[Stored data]
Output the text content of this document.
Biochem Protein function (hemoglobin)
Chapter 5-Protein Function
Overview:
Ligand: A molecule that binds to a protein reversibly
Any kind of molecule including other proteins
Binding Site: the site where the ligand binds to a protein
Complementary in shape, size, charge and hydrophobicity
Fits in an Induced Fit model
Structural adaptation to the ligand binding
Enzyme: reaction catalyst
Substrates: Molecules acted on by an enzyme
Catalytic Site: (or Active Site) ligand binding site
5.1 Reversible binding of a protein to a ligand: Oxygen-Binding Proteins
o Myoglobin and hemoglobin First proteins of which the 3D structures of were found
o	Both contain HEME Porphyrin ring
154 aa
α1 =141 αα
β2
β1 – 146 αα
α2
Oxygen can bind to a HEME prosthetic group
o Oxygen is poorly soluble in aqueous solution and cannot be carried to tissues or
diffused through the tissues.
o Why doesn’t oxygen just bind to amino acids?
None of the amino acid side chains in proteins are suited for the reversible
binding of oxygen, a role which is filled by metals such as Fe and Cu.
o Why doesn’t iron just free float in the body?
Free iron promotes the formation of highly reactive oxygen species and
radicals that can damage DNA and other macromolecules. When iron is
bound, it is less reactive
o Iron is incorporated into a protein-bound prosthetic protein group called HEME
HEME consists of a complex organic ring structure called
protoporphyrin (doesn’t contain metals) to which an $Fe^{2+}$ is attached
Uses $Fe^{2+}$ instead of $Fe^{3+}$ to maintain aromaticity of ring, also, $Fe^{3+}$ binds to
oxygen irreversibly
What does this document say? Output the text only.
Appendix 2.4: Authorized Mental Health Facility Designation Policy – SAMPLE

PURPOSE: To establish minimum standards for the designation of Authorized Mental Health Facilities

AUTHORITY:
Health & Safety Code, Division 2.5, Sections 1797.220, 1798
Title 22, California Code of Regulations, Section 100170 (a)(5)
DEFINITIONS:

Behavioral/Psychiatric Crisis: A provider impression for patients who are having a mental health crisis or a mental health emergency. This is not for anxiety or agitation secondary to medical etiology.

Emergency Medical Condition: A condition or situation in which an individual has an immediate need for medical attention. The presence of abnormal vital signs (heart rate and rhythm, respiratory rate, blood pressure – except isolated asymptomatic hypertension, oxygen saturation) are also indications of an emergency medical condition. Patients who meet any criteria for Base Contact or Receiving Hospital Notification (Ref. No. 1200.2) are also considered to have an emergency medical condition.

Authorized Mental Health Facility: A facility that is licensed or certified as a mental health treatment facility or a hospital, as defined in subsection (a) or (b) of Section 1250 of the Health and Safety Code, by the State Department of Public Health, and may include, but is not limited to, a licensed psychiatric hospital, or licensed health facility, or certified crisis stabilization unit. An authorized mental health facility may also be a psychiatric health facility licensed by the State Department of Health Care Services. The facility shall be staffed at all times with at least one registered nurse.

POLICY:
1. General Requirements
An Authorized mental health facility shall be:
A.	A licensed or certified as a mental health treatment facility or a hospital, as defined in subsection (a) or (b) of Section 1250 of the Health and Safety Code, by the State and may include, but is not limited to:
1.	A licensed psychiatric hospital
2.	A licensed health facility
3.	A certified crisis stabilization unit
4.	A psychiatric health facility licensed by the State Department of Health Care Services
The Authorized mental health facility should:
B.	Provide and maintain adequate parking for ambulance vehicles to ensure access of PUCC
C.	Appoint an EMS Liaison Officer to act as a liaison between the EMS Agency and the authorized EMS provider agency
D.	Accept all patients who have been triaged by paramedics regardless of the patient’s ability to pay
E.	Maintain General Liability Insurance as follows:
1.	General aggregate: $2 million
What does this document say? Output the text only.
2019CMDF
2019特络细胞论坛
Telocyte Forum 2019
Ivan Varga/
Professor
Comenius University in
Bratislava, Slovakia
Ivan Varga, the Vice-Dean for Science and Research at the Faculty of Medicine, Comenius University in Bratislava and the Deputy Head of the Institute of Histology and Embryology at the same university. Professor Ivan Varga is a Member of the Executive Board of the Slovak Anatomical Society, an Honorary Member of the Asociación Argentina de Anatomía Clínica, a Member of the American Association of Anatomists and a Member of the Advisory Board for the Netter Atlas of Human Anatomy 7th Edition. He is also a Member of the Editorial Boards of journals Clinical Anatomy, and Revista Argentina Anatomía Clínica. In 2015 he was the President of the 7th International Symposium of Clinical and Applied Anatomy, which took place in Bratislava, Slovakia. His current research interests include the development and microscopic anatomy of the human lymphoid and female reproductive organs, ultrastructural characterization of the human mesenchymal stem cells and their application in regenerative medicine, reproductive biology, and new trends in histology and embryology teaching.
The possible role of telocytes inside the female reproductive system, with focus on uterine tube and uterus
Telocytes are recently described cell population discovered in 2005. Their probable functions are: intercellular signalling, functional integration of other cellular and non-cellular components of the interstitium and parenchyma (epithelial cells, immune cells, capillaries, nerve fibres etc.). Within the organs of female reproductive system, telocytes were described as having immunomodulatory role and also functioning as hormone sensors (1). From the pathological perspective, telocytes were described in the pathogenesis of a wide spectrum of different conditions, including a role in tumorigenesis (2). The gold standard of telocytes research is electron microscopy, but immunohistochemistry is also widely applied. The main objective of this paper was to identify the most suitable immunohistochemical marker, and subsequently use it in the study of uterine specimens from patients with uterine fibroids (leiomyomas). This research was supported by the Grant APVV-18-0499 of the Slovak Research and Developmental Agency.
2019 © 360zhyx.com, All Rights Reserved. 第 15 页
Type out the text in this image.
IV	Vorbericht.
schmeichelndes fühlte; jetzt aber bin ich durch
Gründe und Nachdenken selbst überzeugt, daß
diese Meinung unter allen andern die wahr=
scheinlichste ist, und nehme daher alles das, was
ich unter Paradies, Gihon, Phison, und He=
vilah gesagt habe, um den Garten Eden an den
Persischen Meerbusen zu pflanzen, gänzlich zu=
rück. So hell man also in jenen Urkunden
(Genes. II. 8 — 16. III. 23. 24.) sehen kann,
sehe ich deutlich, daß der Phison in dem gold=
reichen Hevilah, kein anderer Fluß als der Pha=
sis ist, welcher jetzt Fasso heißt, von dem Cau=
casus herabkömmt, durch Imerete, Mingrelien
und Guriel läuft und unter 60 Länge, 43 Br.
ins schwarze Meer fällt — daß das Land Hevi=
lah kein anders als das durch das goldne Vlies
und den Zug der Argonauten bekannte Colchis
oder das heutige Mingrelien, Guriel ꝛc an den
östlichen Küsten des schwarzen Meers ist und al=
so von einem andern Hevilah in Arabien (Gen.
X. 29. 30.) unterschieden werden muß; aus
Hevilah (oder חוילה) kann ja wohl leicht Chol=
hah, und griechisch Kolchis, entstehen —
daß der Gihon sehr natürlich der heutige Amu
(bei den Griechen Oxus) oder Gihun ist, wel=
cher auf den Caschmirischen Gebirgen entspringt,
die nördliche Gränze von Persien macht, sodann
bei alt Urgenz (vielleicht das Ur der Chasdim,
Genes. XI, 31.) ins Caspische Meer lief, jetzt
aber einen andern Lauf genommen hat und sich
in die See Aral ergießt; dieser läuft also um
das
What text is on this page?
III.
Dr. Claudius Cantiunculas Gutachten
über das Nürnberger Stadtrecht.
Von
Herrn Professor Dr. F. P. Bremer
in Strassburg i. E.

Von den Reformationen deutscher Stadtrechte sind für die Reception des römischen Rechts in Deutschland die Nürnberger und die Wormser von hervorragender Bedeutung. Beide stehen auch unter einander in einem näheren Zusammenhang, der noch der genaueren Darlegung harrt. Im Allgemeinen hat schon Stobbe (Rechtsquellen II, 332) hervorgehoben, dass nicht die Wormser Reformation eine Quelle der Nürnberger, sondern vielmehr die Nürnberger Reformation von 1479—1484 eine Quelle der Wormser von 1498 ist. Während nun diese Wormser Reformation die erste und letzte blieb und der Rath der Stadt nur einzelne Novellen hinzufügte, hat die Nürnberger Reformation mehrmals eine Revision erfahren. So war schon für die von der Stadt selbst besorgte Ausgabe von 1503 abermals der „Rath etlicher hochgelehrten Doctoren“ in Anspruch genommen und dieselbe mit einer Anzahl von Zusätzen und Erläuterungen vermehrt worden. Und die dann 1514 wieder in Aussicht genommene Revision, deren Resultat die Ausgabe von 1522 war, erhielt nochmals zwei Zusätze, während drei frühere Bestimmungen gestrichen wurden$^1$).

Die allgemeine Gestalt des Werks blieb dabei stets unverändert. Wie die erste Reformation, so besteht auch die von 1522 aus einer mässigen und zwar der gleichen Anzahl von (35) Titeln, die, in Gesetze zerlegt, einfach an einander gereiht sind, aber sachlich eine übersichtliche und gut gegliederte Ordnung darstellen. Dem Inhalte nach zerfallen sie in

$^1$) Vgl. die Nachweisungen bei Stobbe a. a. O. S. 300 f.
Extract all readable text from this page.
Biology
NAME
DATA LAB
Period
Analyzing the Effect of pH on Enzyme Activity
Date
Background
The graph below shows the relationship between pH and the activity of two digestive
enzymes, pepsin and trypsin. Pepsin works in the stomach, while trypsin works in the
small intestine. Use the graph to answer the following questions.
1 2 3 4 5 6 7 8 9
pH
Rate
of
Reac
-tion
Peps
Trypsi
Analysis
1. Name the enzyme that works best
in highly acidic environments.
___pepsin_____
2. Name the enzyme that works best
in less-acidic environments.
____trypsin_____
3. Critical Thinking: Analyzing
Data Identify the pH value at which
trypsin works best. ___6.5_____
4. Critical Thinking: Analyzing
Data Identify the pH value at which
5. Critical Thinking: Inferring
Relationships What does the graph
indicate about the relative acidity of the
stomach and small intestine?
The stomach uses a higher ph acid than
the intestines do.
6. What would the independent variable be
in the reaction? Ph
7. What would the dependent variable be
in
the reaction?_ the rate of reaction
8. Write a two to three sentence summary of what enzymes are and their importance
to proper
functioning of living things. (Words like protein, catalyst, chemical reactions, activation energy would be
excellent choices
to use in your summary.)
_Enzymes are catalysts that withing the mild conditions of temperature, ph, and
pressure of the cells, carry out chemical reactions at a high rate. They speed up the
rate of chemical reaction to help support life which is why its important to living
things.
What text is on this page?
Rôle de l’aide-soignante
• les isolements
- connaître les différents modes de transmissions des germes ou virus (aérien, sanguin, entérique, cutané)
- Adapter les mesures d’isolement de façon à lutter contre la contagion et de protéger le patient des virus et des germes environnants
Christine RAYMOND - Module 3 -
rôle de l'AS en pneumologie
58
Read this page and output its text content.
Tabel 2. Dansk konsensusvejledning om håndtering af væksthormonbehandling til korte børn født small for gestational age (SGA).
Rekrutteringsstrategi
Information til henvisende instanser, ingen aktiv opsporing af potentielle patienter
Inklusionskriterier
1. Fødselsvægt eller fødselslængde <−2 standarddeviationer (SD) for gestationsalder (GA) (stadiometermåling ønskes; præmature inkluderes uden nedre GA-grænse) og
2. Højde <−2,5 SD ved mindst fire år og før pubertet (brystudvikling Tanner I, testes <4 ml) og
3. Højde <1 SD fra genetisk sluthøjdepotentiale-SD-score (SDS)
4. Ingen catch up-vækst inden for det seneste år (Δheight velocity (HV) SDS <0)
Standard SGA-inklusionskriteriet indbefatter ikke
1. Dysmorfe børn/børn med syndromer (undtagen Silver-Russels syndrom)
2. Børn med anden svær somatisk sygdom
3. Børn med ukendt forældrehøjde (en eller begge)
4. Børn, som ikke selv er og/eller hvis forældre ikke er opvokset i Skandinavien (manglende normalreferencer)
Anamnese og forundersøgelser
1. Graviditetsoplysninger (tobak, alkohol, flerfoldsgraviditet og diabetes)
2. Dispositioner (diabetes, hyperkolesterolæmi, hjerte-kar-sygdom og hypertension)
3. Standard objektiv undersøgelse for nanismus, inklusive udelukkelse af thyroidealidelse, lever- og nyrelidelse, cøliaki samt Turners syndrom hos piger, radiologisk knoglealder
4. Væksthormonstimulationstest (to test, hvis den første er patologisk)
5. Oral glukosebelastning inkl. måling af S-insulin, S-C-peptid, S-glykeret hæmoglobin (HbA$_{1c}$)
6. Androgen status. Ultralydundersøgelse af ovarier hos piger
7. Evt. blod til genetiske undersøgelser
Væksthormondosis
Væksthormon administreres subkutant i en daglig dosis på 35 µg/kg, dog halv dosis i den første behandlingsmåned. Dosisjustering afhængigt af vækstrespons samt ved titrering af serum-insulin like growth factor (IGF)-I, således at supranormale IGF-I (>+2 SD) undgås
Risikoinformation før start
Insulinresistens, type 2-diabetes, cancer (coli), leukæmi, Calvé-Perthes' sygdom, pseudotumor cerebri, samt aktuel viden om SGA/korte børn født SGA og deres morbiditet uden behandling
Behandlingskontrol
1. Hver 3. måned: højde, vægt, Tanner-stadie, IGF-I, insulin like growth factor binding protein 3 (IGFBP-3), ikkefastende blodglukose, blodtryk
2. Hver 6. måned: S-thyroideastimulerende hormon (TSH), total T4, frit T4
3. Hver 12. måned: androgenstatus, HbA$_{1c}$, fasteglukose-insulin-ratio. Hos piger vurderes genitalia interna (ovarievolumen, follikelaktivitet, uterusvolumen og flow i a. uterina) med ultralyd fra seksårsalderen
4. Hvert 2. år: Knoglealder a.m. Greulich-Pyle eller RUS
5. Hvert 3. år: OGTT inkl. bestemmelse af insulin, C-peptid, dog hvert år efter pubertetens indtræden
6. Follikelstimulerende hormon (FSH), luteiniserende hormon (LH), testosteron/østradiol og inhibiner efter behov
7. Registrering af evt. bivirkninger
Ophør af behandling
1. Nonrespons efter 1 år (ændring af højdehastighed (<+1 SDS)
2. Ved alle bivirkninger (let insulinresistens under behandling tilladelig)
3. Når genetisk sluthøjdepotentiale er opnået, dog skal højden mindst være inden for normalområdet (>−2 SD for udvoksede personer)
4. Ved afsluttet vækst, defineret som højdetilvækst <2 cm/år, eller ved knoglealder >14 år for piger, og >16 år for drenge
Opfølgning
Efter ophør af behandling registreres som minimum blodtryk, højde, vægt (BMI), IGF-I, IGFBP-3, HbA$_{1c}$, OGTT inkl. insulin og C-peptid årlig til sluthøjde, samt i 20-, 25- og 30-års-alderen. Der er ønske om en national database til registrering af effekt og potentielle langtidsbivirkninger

■ Instructions to follow: All lines of the entries above where "inden" turns up should be reported.

■ Output for this exercise:
4. Ingen catch up-vækst inden for det seneste år (Δheight velocity (HV) SDS <0)
3. Når genetisk sluthøjdepotentiale er opnået, dog skal højden mindst være inden for normalområdet (>−2 SD for udvoksede personer)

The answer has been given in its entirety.